| The data |
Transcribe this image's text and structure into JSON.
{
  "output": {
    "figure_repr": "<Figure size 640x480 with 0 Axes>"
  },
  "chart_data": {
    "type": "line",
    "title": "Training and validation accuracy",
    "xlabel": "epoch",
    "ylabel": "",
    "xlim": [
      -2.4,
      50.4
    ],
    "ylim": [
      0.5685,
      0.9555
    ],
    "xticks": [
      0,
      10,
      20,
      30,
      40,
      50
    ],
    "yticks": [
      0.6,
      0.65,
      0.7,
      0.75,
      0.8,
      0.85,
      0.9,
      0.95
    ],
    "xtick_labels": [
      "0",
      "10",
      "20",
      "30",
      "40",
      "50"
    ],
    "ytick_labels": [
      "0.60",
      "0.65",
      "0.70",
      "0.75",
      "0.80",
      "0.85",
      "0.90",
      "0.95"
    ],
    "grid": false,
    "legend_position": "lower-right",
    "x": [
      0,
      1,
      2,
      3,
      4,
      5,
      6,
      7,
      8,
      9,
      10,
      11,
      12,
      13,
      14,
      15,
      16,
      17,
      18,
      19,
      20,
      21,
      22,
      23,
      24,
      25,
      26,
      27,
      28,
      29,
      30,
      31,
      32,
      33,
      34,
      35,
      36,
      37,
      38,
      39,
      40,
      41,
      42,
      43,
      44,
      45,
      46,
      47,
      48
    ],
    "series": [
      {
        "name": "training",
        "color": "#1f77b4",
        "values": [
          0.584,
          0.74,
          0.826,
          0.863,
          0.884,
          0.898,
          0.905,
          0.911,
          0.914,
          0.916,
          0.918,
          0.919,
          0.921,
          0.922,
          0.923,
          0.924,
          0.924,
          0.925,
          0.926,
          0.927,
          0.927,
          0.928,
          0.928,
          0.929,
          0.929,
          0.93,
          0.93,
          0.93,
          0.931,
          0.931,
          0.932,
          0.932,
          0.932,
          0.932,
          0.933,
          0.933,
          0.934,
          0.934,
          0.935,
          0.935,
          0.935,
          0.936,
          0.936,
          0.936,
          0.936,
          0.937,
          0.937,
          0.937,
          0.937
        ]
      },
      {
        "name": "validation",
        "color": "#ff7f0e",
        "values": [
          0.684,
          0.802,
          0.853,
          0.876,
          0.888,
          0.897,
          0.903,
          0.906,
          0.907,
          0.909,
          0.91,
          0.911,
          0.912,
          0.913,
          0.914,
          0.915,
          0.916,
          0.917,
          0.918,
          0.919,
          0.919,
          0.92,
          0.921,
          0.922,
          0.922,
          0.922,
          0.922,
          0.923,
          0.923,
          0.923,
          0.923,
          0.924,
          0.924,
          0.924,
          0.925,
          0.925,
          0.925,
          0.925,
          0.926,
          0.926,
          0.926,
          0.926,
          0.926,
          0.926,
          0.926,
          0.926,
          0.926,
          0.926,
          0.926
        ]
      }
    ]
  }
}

---

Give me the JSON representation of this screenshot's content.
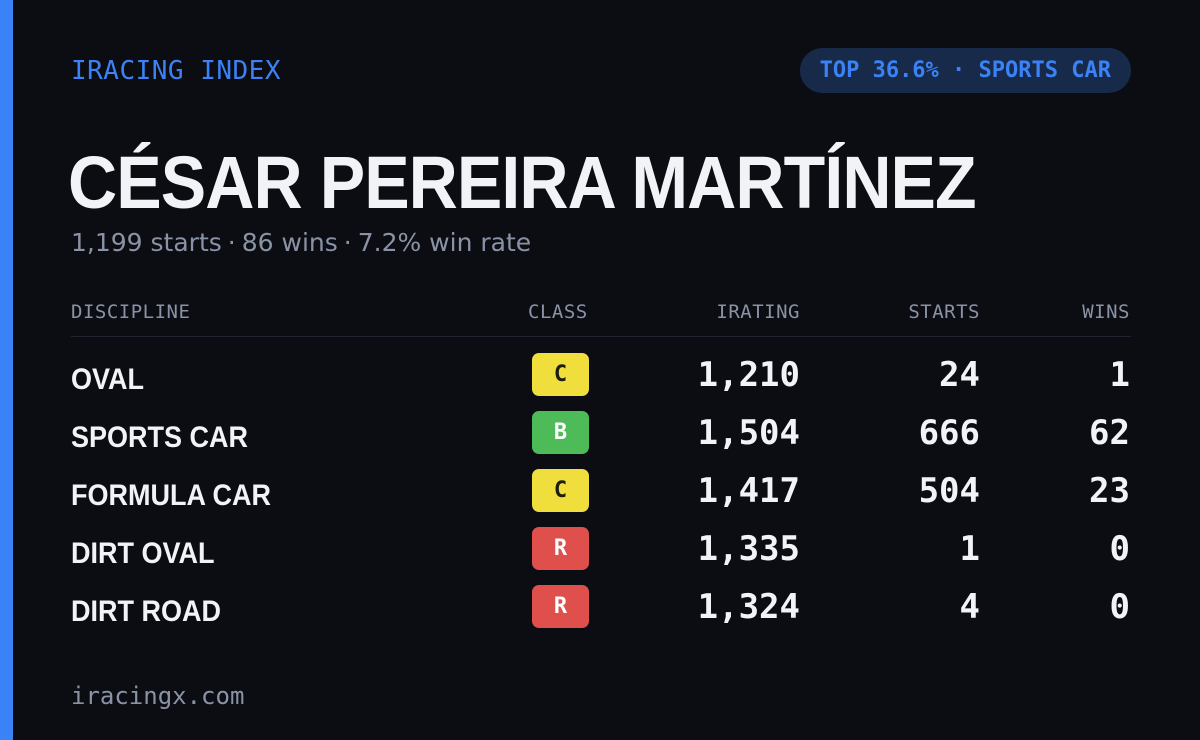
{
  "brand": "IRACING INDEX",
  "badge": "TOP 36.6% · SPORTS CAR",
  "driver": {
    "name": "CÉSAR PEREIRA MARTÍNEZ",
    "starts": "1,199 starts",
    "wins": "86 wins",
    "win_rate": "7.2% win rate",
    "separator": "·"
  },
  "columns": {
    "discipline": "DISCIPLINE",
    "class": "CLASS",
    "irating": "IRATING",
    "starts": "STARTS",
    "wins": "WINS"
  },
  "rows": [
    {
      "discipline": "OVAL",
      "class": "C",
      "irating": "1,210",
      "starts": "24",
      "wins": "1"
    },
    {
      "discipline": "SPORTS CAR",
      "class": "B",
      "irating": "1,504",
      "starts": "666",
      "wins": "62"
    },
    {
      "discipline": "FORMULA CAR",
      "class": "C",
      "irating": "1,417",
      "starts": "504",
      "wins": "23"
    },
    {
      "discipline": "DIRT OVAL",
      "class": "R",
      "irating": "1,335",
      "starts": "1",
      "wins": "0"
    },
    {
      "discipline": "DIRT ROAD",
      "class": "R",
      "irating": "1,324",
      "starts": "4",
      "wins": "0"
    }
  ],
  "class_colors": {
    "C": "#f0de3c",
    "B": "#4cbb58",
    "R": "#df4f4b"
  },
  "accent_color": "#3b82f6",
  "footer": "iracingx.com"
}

| Brief |
Keep only those lines of the records that hold "DIRT", and return them.

| Solution |
      "discipline": "DIRT OVAL",
      "discipline": "DIRT ROAD",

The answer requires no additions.